# [Task]
The entries contain pictures, which should not appear in the copy; everything else must be reproduced exactly.

# [Record excerpts]
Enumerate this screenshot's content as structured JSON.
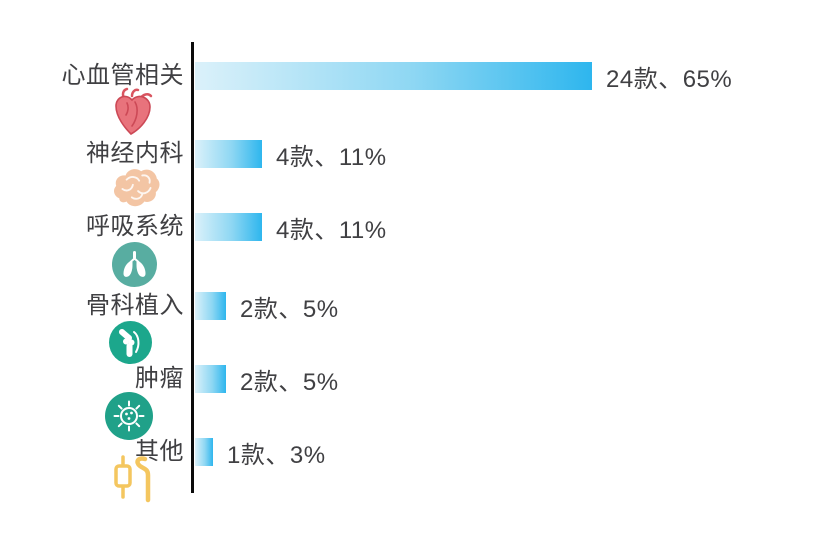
{
  "chart_data": {
    "type": "bar",
    "orientation": "horizontal",
    "title": "",
    "categories": [
      "心血管相关",
      "神经内科",
      "呼吸系统",
      "骨科植入",
      "肿瘤",
      "其他"
    ],
    "values": [
      65,
      11,
      11,
      5,
      5,
      3
    ],
    "counts": [
      24,
      4,
      4,
      2,
      2,
      1
    ],
    "data_labels": [
      "24款、65%",
      "4款、11%",
      "4款、11%",
      "2款、5%",
      "2款、5%",
      "1款、3%"
    ],
    "xlim": [
      0,
      65
    ],
    "grid": false,
    "legend": false,
    "unit": "款",
    "bar_gradient_start": "#dbf1fa",
    "bar_gradient_end": "#2eb6ee",
    "axis_line_color": "#0b0b0b",
    "text_color": "#404043"
  },
  "rows": [
    {
      "label": "心血管相关",
      "pct": 65,
      "value_label": "24款、65%",
      "icon": "heart-icon"
    },
    {
      "label": "神经内科",
      "pct": 11,
      "value_label": "4款、11%",
      "icon": "brain-icon"
    },
    {
      "label": "呼吸系统",
      "pct": 11,
      "value_label": "4款、11%",
      "icon": "lungs-icon"
    },
    {
      "label": "骨科植入",
      "pct": 5,
      "value_label": "2款、5%",
      "icon": "knee-joint-icon"
    },
    {
      "label": "肿瘤",
      "pct": 5,
      "value_label": "2款、5%",
      "icon": "tumor-cell-icon"
    },
    {
      "label": "其他",
      "pct": 3,
      "value_label": "1款、3%",
      "icon": "candlestick-icon"
    }
  ],
  "icon_colors": {
    "heart_fill": "#e8737c",
    "heart_stroke": "#cc4956",
    "brain_fill": "#f3c5a4",
    "lungs_circle": "#58ada1",
    "knee_circle": "#1ca78c",
    "tumor_circle": "#20a189",
    "candlestick": "#f4c65f"
  }
}
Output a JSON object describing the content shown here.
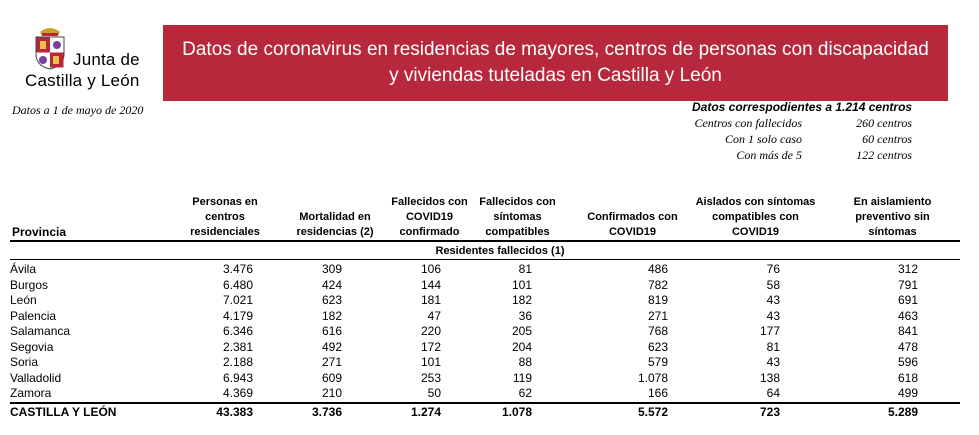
{
  "logo": {
    "line1": "Junta de",
    "line2": "Castilla y León"
  },
  "banner": {
    "title": "Datos de coronavirus en residencias de mayores, centros de personas con discapacidad y viviendas tuteladas en Castilla y León"
  },
  "date_note": "Datos a 1 de mayo de 2020",
  "summary": {
    "heading": "Datos correspodientes a 1.214 centros",
    "rows": [
      {
        "label": "Centros con fallecidos",
        "value": "260 centros"
      },
      {
        "label": "Con 1 solo caso",
        "value": "60 centros"
      },
      {
        "label": "Con más de 5",
        "value": "122 centros"
      }
    ]
  },
  "table": {
    "headers": [
      "Provincia",
      "Personas en centros residenciales",
      "Mortalidad en residencias (2)",
      "Fallecidos con COVID19 confirmado",
      "Fallecidos con síntomas compatibles",
      "Confirmados con COVID19",
      "Aislados con síntomas compatibles con COVID19",
      "En aislamiento preventivo sin síntomas"
    ],
    "subheader": "Residentes fallecidos (1)",
    "rows": [
      [
        "Ávila",
        "3.476",
        "309",
        "106",
        "81",
        "486",
        "76",
        "312"
      ],
      [
        "Burgos",
        "6.480",
        "424",
        "144",
        "101",
        "782",
        "58",
        "791"
      ],
      [
        "León",
        "7.021",
        "623",
        "181",
        "182",
        "819",
        "43",
        "691"
      ],
      [
        "Palencia",
        "4.179",
        "182",
        "47",
        "36",
        "271",
        "43",
        "463"
      ],
      [
        "Salamanca",
        "6.346",
        "616",
        "220",
        "205",
        "768",
        "177",
        "841"
      ],
      [
        "Segovia",
        "2.381",
        "492",
        "172",
        "204",
        "623",
        "81",
        "478"
      ],
      [
        "Soria",
        "2.188",
        "271",
        "101",
        "88",
        "579",
        "43",
        "596"
      ],
      [
        "Valladolid",
        "6.943",
        "609",
        "253",
        "119",
        "1.078",
        "138",
        "618"
      ],
      [
        "Zamora",
        "4.369",
        "210",
        "50",
        "62",
        "166",
        "64",
        "499"
      ]
    ],
    "total": [
      "CASTILLA Y LEÓN",
      "43.383",
      "3.736",
      "1.274",
      "1.078",
      "5.572",
      "723",
      "5.289"
    ]
  },
  "colors": {
    "banner": "#b7283c",
    "banner_text": "#ffffff"
  }
}
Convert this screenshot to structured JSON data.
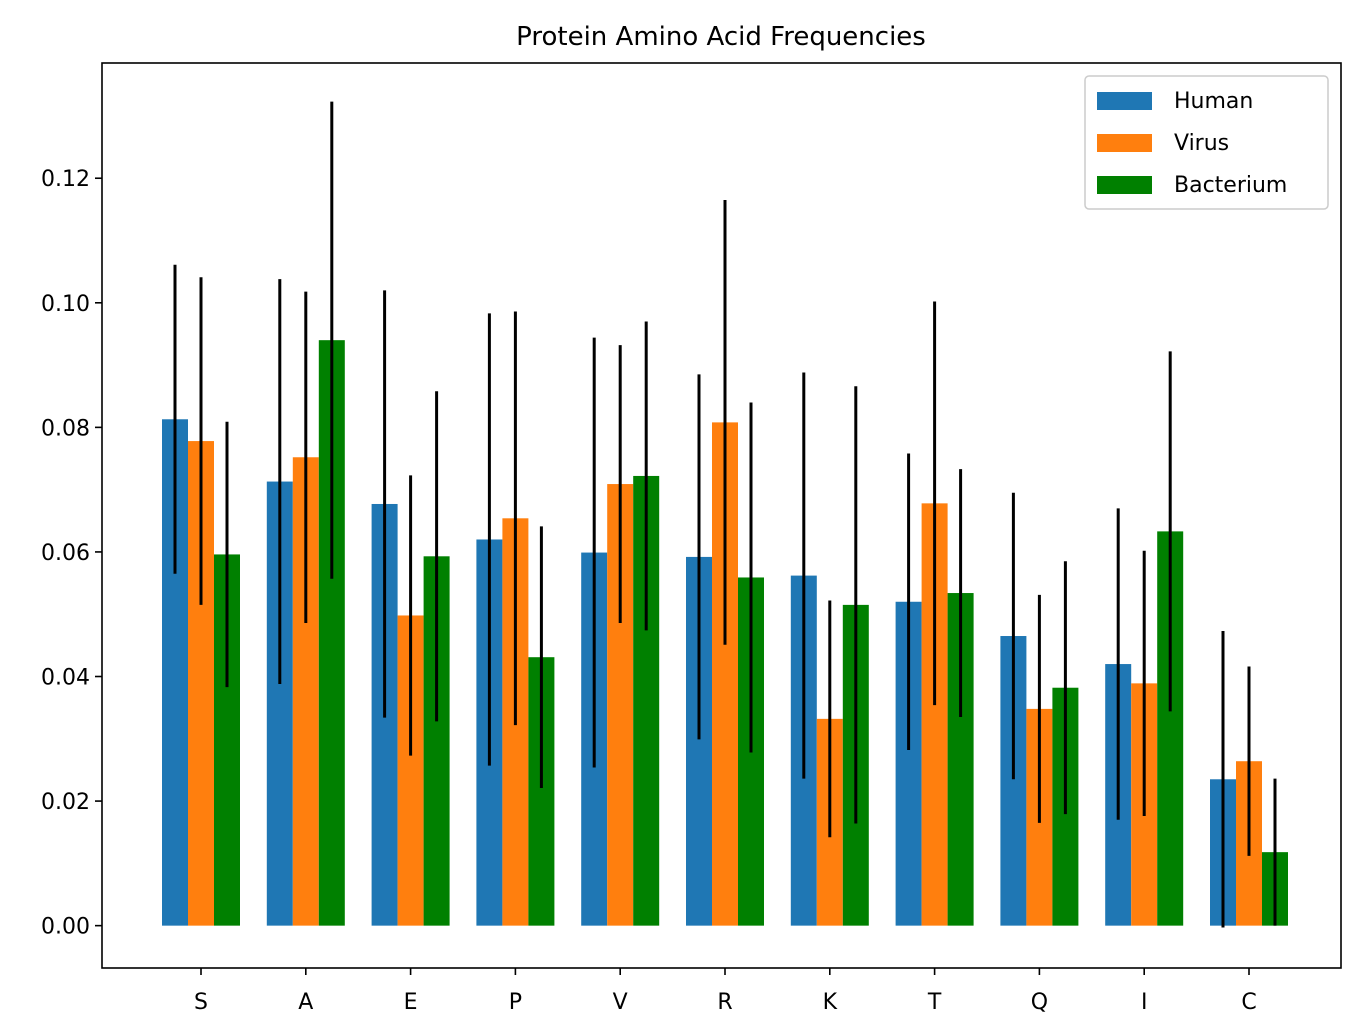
{
  "chart_data": {
    "type": "bar",
    "title": "Protein Amino Acid Frequencies",
    "xlabel": "",
    "ylabel": "",
    "categories": [
      "S",
      "A",
      "E",
      "P",
      "V",
      "R",
      "K",
      "T",
      "Q",
      "I",
      "C"
    ],
    "ylim": [
      -0.0068,
      0.1385
    ],
    "yticks": [
      "0.00",
      "0.02",
      "0.04",
      "0.06",
      "0.08",
      "0.10",
      "0.12"
    ],
    "grid": false,
    "legend_position": "top-right",
    "series": [
      {
        "name": "Human",
        "color": "#1f77b4",
        "values": [
          0.0813,
          0.0713,
          0.0677,
          0.062,
          0.0599,
          0.0592,
          0.0562,
          0.052,
          0.0465,
          0.042,
          0.0235
        ],
        "errors": [
          0.0248,
          0.0325,
          0.0343,
          0.0363,
          0.0345,
          0.0293,
          0.0326,
          0.0238,
          0.023,
          0.025,
          0.0238
        ]
      },
      {
        "name": "Virus",
        "color": "#ff7f0e",
        "values": [
          0.0778,
          0.0752,
          0.0498,
          0.0654,
          0.0709,
          0.0808,
          0.0332,
          0.0678,
          0.0348,
          0.0389,
          0.0264
        ],
        "errors": [
          0.0263,
          0.0266,
          0.0225,
          0.0332,
          0.0223,
          0.0357,
          0.019,
          0.0324,
          0.0183,
          0.0213,
          0.0152
        ]
      },
      {
        "name": "Bacterium",
        "color": "#008000",
        "values": [
          0.0596,
          0.094,
          0.0593,
          0.0431,
          0.0722,
          0.0559,
          0.0515,
          0.0534,
          0.0382,
          0.0633,
          0.0118
        ],
        "errors": [
          0.0213,
          0.0383,
          0.0265,
          0.021,
          0.0248,
          0.0281,
          0.0351,
          0.0199,
          0.0203,
          0.0289,
          0.0118
        ]
      }
    ]
  }
}
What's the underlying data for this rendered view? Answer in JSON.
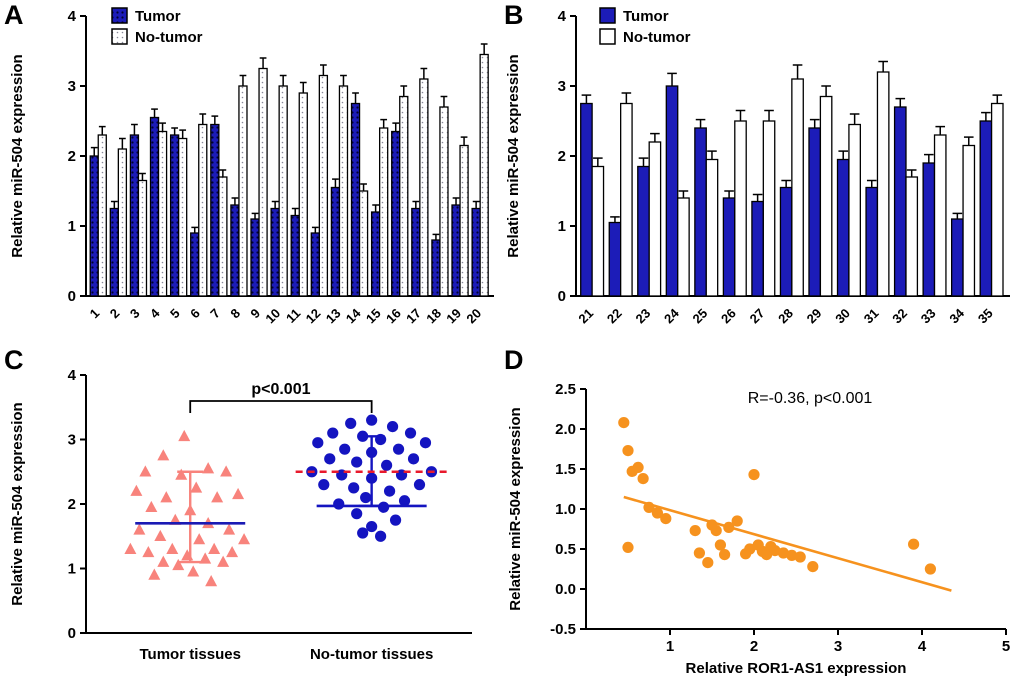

# [Task result]
Enumerate this screenshot's content as structured JSON.
{
  "chart_data": {
    "type": "bar",
    "orientation": "horizontal",
    "title": "",
    "categories": [
      "心血管相关",
      "神经内科",
      "呼吸系统",
      "骨科植入",
      "肿瘤",
      "其他"
    ],
    "values": [
      65,
      11,
      11,
      5,
      5,
      3
    ],
    "counts": [
      24,
      4,
      4,
      2,
      2,
      1
    ],
    "data_labels": [
      "24款、65%",
      "4款、11%",
      "4款、11%",
      "2款、5%",
      "2款、5%",
      "1款、3%"
    ],
    "xlim": [
      0,
      65
    ],
    "grid": false,
    "legend": false,
    "unit": "款",
    "bar_gradient_start": "#dbf1fa",
    "bar_gradient_end": "#2eb6ee",
    "axis_line_color": "#0b0b0b",
    "text_color": "#404043"
  },
  "rows": [
    {
      "label": "心血管相关",
      "pct": 65,
      "value_label": "24款、65%",
      "icon": "heart-icon"
    },
    {
      "label": "神经内科",
      "pct": 11,
      "value_label": "4款、11%",
      "icon": "brain-icon"
    },
    {
      "label": "呼吸系统",
      "pct": 11,
      "value_label": "4款、11%",
      "icon": "lungs-icon"
    },
    {
      "label": "骨科植入",
      "pct": 5,
      "value_label": "2款、5%",
      "icon": "knee-joint-icon"
    },
    {
      "label": "肿瘤",
      "pct": 5,
      "value_label": "2款、5%",
      "icon": "tumor-cell-icon"
    },
    {
      "label": "其他",
      "pct": 3,
      "value_label": "1款、3%",
      "icon": "candlestick-icon"
    }
  ],
  "icon_colors": {
    "heart_fill": "#e8737c",
    "heart_stroke": "#cc4956",
    "brain_fill": "#f3c5a4",
    "lungs_circle": "#58ada1",
    "knee_circle": "#1ca78c",
    "tumor_circle": "#20a189",
    "candlestick": "#f4c65f"
  }
}
Output a JSON object describing the content shown here.
{
  "logo": {
    "line1": "Junta de",
    "line2": "Castilla y León"
  },
  "banner": {
    "title": "Datos de coronavirus en residencias de mayores, centros de personas con discapacidad y viviendas tuteladas en Castilla y León"
  },
  "date_note": "Datos a 1 de mayo de 2020",
  "summary": {
    "heading": "Datos correspodientes a 1.214 centros",
    "rows": [
      {
        "label": "Centros con fallecidos",
        "value": "260 centros"
      },
      {
        "label": "Con 1 solo caso",
        "value": "60 centros"
      },
      {
        "label": "Con más de 5",
        "value": "122 centros"
      }
    ]
  },
  "table": {
    "headers": [
      "Provincia",
      "Personas en centros residenciales",
      "Mortalidad en residencias (2)",
      "Fallecidos con COVID19 confirmado",
      "Fallecidos con síntomas compatibles",
      "Confirmados con COVID19",
      "Aislados con síntomas compatibles con COVID19",
      "En aislamiento preventivo sin síntomas"
    ],
    "subheader": "Residentes fallecidos (1)",
    "rows": [
      [
        "Ávila",
        "3.476",
        "309",
        "106",
        "81",
        "486",
        "76",
        "312"
      ],
      [
        "Burgos",
        "6.480",
        "424",
        "144",
        "101",
        "782",
        "58",
        "791"
      ],
      [
        "León",
        "7.021",
        "623",
        "181",
        "182",
        "819",
        "43",
        "691"
      ],
      [
        "Palencia",
        "4.179",
        "182",
        "47",
        "36",
        "271",
        "43",
        "463"
      ],
      [
        "Salamanca",
        "6.346",
        "616",
        "220",
        "205",
        "768",
        "177",
        "841"
      ],
      [
        "Segovia",
        "2.381",
        "492",
        "172",
        "204",
        "623",
        "81",
        "478"
      ],
      [
        "Soria",
        "2.188",
        "271",
        "101",
        "88",
        "579",
        "43",
        "596"
      ],
      [
        "Valladolid",
        "6.943",
        "609",
        "253",
        "119",
        "1.078",
        "138",
        "618"
      ],
      [
        "Zamora",
        "4.369",
        "210",
        "50",
        "62",
        "166",
        "64",
        "499"
      ]
    ],
    "total": [
      "CASTILLA Y LEÓN",
      "43.383",
      "3.736",
      "1.274",
      "1.078",
      "5.572",
      "723",
      "5.289"
    ]
  },
  "colors": {
    "banner": "#b7283c",
    "banner_text": "#ffffff"
  }
}
Convert this screenshot to structured JSON data.
{
  "chart_data": {
    "type": "bar",
    "title": "Protein Amino Acid Frequencies",
    "xlabel": "",
    "ylabel": "",
    "categories": [
      "S",
      "A",
      "E",
      "P",
      "V",
      "R",
      "K",
      "T",
      "Q",
      "I",
      "C"
    ],
    "ylim": [
      -0.0068,
      0.1385
    ],
    "yticks": [
      "0.00",
      "0.02",
      "0.04",
      "0.06",
      "0.08",
      "0.10",
      "0.12"
    ],
    "grid": false,
    "legend_position": "top-right",
    "series": [
      {
        "name": "Human",
        "color": "#1f77b4",
        "values": [
          0.0813,
          0.0713,
          0.0677,
          0.062,
          0.0599,
          0.0592,
          0.0562,
          0.052,
          0.0465,
          0.042,
          0.0235
        ],
        "errors": [
          0.0248,
          0.0325,
          0.0343,
          0.0363,
          0.0345,
          0.0293,
          0.0326,
          0.0238,
          0.023,
          0.025,
          0.0238
        ]
      },
      {
        "name": "Virus",
        "color": "#ff7f0e",
        "values": [
          0.0778,
          0.0752,
          0.0498,
          0.0654,
          0.0709,
          0.0808,
          0.0332,
          0.0678,
          0.0348,
          0.0389,
          0.0264
        ],
        "errors": [
          0.0263,
          0.0266,
          0.0225,
          0.0332,
          0.0223,
          0.0357,
          0.019,
          0.0324,
          0.0183,
          0.0213,
          0.0152
        ]
      },
      {
        "name": "Bacterium",
        "color": "#008000",
        "values": [
          0.0596,
          0.094,
          0.0593,
          0.0431,
          0.0722,
          0.0559,
          0.0515,
          0.0534,
          0.0382,
          0.0633,
          0.0118
        ],
        "errors": [
          0.0213,
          0.0383,
          0.0265,
          0.021,
          0.0248,
          0.0281,
          0.0351,
          0.0199,
          0.0203,
          0.0289,
          0.0118
        ]
      }
    ]
  }
}
What's the underlying data for this rendered view? Answer in JSON.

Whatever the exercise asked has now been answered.